--- begin RECORDS FOR THIS EXERCISE ---

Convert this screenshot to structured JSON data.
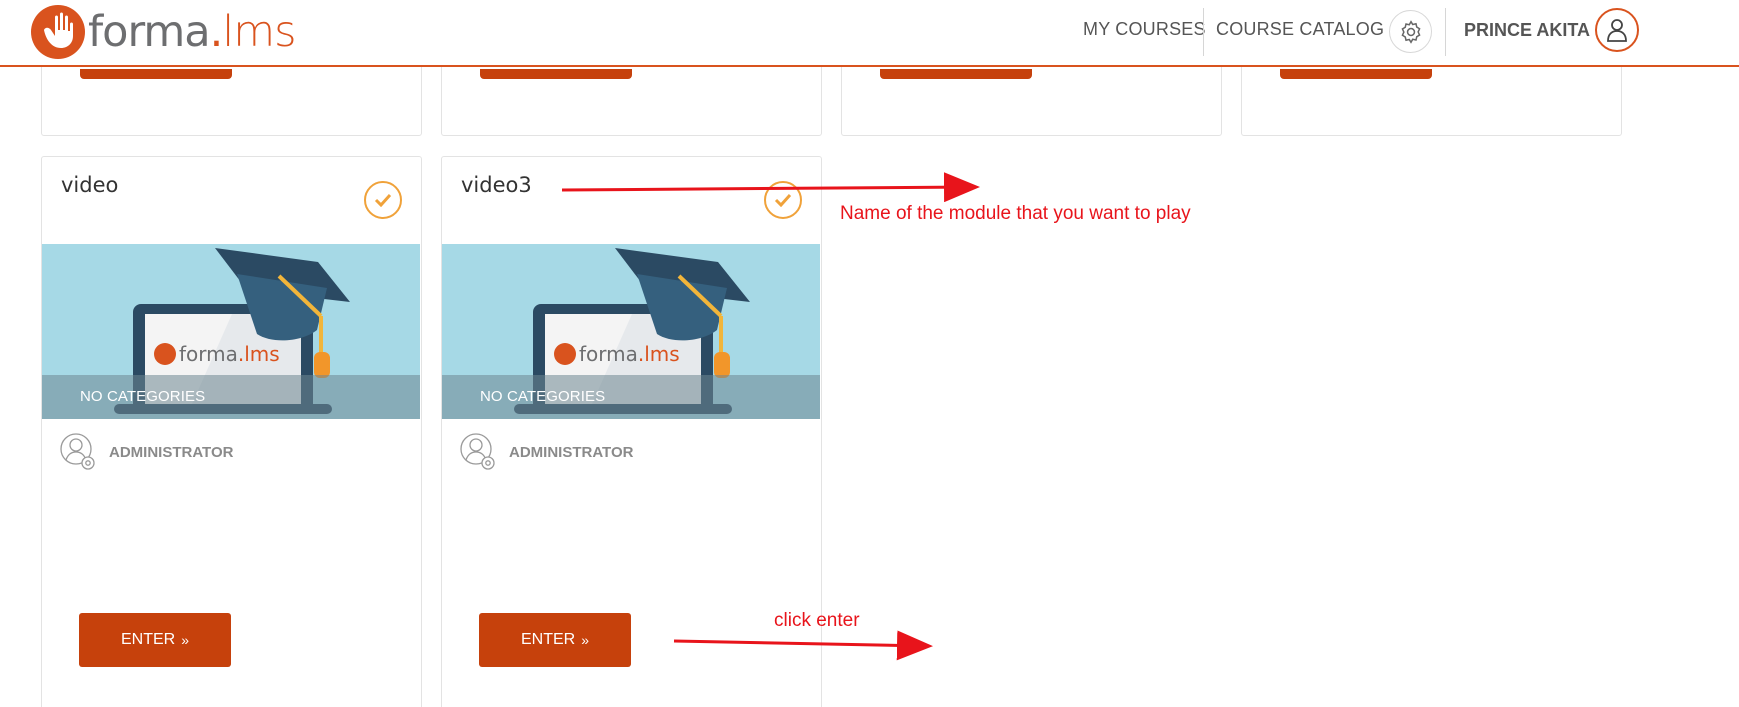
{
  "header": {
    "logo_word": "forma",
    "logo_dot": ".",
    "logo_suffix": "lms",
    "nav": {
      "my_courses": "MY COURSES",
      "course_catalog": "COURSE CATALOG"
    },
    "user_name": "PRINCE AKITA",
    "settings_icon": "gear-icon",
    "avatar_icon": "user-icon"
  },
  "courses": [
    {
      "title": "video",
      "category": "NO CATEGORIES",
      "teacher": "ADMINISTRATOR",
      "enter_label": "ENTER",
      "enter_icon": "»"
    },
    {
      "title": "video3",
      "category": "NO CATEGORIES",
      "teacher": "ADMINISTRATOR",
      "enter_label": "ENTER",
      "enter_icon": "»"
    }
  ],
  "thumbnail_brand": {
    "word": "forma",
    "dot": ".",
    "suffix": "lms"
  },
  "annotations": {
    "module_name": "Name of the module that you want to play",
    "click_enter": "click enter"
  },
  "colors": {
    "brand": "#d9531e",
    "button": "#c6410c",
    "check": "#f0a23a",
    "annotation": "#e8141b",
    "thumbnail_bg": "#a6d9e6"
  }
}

--- end RECORDS FOR THIS EXERCISE ---
--- begin RECORDS FOR THIS EXERCISE ---

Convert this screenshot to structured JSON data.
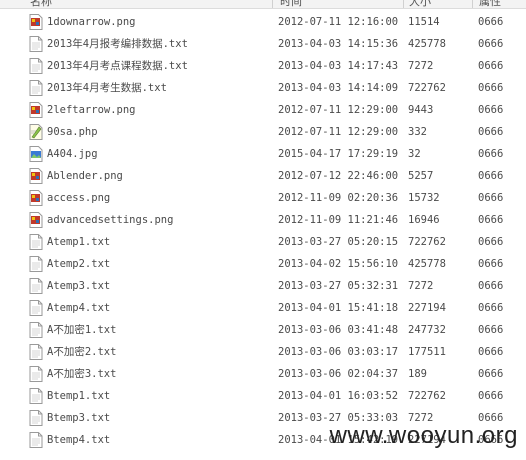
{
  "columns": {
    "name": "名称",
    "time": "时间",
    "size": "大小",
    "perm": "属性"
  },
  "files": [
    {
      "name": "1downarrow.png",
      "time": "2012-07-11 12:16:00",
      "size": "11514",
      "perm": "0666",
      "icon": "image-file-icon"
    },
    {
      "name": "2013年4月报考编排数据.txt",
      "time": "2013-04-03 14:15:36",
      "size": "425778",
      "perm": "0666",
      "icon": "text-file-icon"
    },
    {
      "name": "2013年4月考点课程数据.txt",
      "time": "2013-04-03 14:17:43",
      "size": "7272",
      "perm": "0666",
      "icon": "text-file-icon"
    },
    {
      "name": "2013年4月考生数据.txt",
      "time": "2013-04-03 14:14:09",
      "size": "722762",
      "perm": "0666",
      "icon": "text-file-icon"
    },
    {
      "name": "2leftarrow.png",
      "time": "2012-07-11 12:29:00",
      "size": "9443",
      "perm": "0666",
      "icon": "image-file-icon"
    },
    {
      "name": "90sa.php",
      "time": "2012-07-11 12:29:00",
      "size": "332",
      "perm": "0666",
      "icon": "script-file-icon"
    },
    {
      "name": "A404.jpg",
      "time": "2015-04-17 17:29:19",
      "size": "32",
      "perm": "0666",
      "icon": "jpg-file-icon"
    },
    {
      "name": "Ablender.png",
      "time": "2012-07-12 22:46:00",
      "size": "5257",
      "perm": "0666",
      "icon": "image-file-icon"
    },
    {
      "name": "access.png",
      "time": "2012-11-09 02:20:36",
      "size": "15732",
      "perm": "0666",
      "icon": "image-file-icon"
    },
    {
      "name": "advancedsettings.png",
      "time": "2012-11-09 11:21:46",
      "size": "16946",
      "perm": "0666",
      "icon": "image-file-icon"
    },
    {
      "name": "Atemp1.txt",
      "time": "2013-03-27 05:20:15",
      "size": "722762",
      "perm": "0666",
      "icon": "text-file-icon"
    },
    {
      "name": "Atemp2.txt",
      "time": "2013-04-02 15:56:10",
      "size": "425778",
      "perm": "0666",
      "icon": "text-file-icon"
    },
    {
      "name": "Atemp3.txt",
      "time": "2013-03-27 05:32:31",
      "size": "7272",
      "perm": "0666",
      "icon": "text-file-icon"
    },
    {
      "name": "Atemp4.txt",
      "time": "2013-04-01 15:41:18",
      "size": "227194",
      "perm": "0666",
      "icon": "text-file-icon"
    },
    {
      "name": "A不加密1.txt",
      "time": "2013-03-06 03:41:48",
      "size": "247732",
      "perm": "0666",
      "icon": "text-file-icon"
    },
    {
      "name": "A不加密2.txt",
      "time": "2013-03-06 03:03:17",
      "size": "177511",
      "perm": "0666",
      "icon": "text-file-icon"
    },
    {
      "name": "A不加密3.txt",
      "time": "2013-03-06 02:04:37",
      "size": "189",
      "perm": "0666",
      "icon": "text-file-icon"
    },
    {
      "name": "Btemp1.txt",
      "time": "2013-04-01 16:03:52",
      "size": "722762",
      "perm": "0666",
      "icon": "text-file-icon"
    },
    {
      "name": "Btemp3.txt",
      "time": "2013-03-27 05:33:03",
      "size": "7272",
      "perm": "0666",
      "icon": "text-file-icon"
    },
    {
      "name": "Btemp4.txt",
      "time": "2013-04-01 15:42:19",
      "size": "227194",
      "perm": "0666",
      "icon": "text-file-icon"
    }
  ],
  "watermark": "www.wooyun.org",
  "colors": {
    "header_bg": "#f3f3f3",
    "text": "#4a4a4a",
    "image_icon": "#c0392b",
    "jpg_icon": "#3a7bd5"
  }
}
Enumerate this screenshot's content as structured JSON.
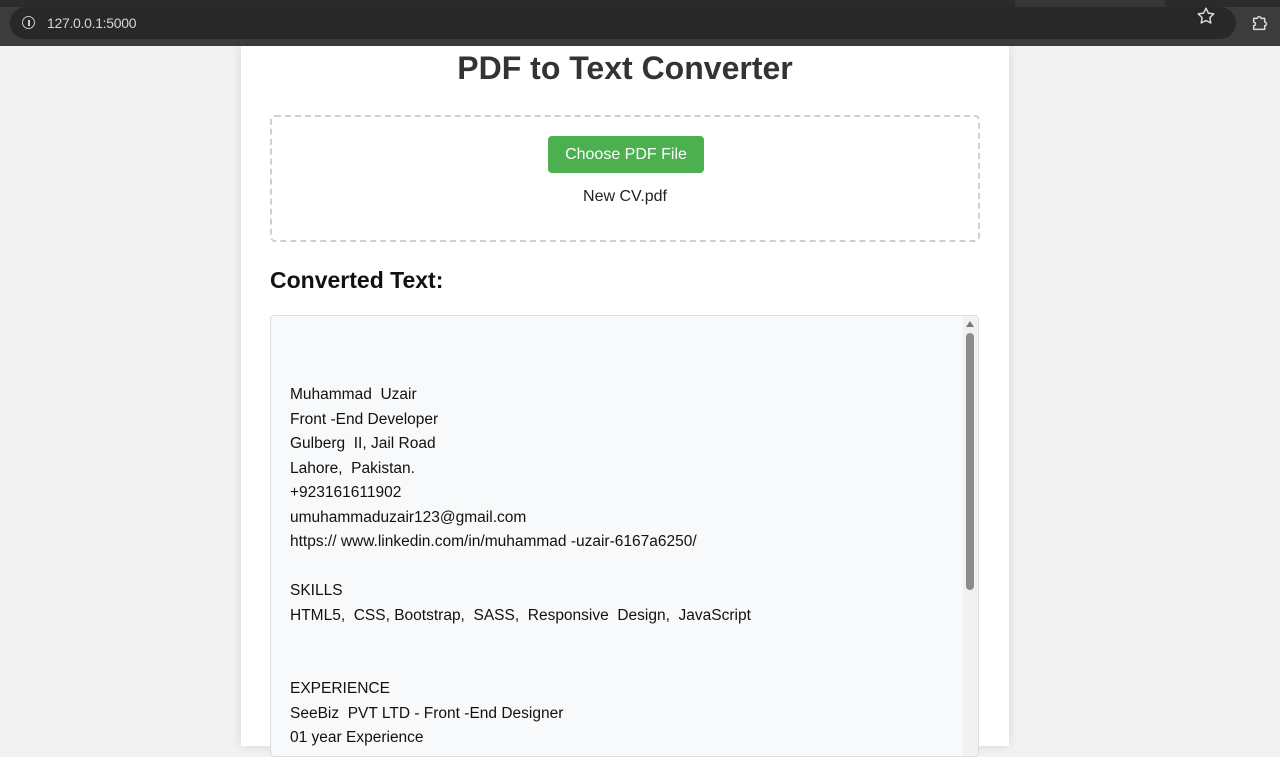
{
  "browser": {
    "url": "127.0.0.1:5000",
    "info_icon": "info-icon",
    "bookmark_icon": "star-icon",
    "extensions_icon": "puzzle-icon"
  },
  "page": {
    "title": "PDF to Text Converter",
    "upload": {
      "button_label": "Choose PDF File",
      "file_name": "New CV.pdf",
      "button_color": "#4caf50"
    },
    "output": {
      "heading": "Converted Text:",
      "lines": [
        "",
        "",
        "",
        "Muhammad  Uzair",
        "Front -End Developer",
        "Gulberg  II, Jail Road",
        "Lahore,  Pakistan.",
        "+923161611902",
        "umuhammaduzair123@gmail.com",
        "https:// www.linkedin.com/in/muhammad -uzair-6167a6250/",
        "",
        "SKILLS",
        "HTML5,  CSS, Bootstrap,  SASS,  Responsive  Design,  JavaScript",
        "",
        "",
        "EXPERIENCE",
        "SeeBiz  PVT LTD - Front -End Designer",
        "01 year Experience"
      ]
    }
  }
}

--- end RECORDS FOR THIS EXERCISE ---
--- begin RECORDS FOR THIS EXERCISE ---

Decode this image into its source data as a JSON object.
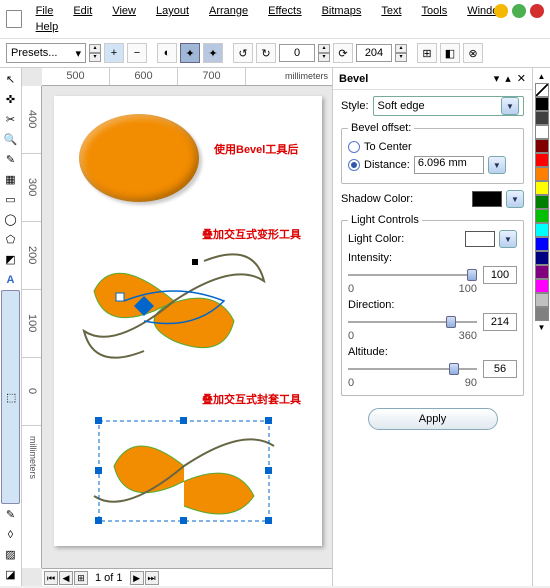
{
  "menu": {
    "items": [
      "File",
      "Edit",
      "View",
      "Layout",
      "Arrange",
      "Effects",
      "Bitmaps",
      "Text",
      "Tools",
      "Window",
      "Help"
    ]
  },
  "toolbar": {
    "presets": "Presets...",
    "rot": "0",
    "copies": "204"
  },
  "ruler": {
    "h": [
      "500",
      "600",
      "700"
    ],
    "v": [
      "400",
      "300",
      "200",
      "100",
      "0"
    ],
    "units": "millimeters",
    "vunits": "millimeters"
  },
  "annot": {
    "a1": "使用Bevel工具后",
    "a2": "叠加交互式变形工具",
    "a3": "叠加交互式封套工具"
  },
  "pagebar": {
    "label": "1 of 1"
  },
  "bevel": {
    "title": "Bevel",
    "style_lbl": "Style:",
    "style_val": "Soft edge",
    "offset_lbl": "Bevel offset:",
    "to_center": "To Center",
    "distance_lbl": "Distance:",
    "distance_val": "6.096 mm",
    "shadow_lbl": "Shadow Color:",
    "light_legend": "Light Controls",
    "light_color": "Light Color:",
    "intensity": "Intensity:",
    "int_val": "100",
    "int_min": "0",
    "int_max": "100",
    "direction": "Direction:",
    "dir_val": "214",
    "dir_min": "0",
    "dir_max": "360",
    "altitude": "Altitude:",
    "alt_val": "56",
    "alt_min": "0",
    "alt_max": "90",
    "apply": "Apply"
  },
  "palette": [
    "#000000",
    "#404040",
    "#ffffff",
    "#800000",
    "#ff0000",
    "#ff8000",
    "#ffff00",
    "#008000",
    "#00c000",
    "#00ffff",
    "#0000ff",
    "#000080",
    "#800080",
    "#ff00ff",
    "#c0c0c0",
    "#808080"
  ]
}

--- end RECORDS FOR THIS EXERCISE ---

- TASK TO CARRY OUT
Show all lines above holding "Front".

- SOLUTION FOR THIS EXERCISE
        "Front -End Developer",
        "SeeBiz  PVT LTD - Front -End Designer",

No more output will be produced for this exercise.